• Extracted information:
--------------------------------------------------
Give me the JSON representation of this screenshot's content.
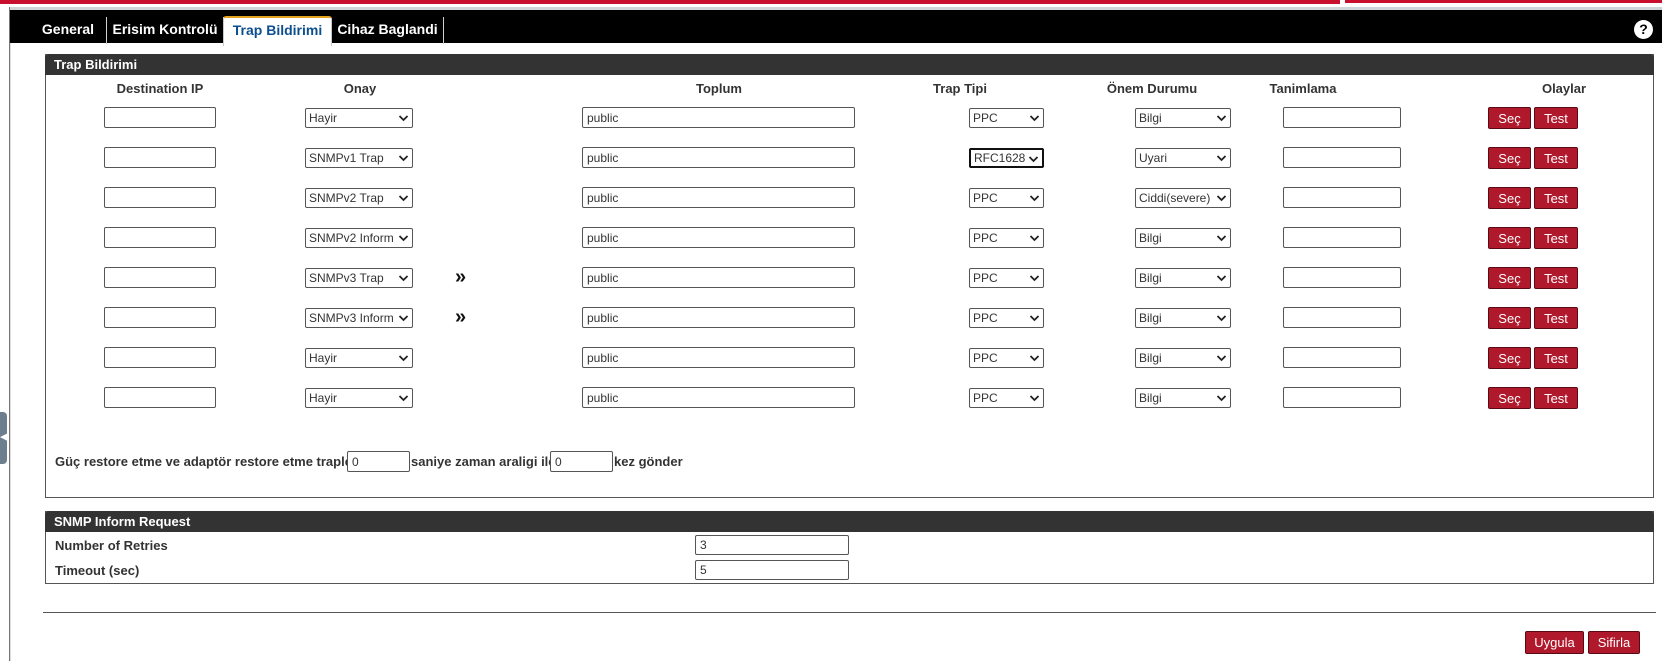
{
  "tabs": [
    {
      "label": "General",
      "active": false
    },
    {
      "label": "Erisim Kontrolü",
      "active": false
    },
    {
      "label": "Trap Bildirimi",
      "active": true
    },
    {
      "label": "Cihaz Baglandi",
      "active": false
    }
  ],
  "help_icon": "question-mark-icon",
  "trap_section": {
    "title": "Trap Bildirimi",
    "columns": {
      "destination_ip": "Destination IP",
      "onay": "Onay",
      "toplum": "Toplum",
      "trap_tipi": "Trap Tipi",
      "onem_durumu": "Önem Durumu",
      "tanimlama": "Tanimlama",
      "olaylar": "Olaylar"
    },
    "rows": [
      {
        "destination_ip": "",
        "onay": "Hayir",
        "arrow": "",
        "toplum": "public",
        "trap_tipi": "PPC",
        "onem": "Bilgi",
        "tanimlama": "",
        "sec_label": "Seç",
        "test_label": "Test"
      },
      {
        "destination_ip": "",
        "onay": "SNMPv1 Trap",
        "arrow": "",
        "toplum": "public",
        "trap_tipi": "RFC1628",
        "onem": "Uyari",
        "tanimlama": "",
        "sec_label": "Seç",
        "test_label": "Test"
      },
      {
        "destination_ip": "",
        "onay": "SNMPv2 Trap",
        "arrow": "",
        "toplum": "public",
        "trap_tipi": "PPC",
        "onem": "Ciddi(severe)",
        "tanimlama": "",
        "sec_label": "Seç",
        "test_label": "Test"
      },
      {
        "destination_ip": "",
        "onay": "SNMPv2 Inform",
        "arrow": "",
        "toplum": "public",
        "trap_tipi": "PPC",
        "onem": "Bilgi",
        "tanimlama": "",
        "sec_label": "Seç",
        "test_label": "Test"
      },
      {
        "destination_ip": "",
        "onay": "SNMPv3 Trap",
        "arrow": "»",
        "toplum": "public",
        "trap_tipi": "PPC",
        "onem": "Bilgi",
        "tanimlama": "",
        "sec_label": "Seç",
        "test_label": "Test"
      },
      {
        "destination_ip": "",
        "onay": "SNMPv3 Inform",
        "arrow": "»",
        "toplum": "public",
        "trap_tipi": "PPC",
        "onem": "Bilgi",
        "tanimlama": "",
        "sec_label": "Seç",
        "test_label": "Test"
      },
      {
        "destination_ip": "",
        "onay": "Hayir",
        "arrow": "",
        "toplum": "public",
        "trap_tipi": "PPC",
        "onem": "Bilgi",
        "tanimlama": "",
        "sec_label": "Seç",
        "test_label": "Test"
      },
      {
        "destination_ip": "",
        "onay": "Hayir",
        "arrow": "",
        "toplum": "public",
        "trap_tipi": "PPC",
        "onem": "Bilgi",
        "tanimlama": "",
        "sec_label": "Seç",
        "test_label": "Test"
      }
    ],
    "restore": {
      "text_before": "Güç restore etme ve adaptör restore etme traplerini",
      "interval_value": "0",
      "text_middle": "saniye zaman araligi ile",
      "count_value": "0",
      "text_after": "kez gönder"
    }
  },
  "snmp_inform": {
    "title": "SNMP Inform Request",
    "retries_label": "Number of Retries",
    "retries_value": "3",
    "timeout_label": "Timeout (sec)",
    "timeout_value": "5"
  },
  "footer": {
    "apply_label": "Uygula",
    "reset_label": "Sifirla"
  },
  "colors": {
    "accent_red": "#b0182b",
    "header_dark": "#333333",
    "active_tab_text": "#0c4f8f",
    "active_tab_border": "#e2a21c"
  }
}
--------------------------------------------------
• Exercise details:
Transcribe the full listing above exactly, with the images removed.

• Result of this exercise:
Give me the JSON representation of this screenshot's content.
{
  "tabs": [
    {
      "label": "General",
      "active": false
    },
    {
      "label": "Erisim Kontrolü",
      "active": false
    },
    {
      "label": "Trap Bildirimi",
      "active": true
    },
    {
      "label": "Cihaz Baglandi",
      "active": false
    }
  ],
  "help_icon": "question-mark-icon",
  "trap_section": {
    "title": "Trap Bildirimi",
    "columns": {
      "destination_ip": "Destination IP",
      "onay": "Onay",
      "toplum": "Toplum",
      "trap_tipi": "Trap Tipi",
      "onem_durumu": "Önem Durumu",
      "tanimlama": "Tanimlama",
      "olaylar": "Olaylar"
    },
    "rows": [
      {
        "destination_ip": "",
        "onay": "Hayir",
        "arrow": "",
        "toplum": "public",
        "trap_tipi": "PPC",
        "onem": "Bilgi",
        "tanimlama": "",
        "sec_label": "Seç",
        "test_label": "Test"
      },
      {
        "destination_ip": "",
        "onay": "SNMPv1 Trap",
        "arrow": "",
        "toplum": "public",
        "trap_tipi": "RFC1628",
        "onem": "Uyari",
        "tanimlama": "",
        "sec_label": "Seç",
        "test_label": "Test"
      },
      {
        "destination_ip": "",
        "onay": "SNMPv2 Trap",
        "arrow": "",
        "toplum": "public",
        "trap_tipi": "PPC",
        "onem": "Ciddi(severe)",
        "tanimlama": "",
        "sec_label": "Seç",
        "test_label": "Test"
      },
      {
        "destination_ip": "",
        "onay": "SNMPv2 Inform",
        "arrow": "",
        "toplum": "public",
        "trap_tipi": "PPC",
        "onem": "Bilgi",
        "tanimlama": "",
        "sec_label": "Seç",
        "test_label": "Test"
      },
      {
        "destination_ip": "",
        "onay": "SNMPv3 Trap",
        "arrow": "»",
        "toplum": "public",
        "trap_tipi": "PPC",
        "onem": "Bilgi",
        "tanimlama": "",
        "sec_label": "Seç",
        "test_label": "Test"
      },
      {
        "destination_ip": "",
        "onay": "SNMPv3 Inform",
        "arrow": "»",
        "toplum": "public",
        "trap_tipi": "PPC",
        "onem": "Bilgi",
        "tanimlama": "",
        "sec_label": "Seç",
        "test_label": "Test"
      },
      {
        "destination_ip": "",
        "onay": "Hayir",
        "arrow": "",
        "toplum": "public",
        "trap_tipi": "PPC",
        "onem": "Bilgi",
        "tanimlama": "",
        "sec_label": "Seç",
        "test_label": "Test"
      },
      {
        "destination_ip": "",
        "onay": "Hayir",
        "arrow": "",
        "toplum": "public",
        "trap_tipi": "PPC",
        "onem": "Bilgi",
        "tanimlama": "",
        "sec_label": "Seç",
        "test_label": "Test"
      }
    ],
    "restore": {
      "text_before": "Güç restore etme ve adaptör restore etme traplerini",
      "interval_value": "0",
      "text_middle": "saniye zaman araligi ile",
      "count_value": "0",
      "text_after": "kez gönder"
    }
  },
  "snmp_inform": {
    "title": "SNMP Inform Request",
    "retries_label": "Number of Retries",
    "retries_value": "3",
    "timeout_label": "Timeout (sec)",
    "timeout_value": "5"
  },
  "footer": {
    "apply_label": "Uygula",
    "reset_label": "Sifirla"
  },
  "colors": {
    "accent_red": "#b0182b",
    "header_dark": "#333333",
    "active_tab_text": "#0c4f8f",
    "active_tab_border": "#e2a21c"
  }
}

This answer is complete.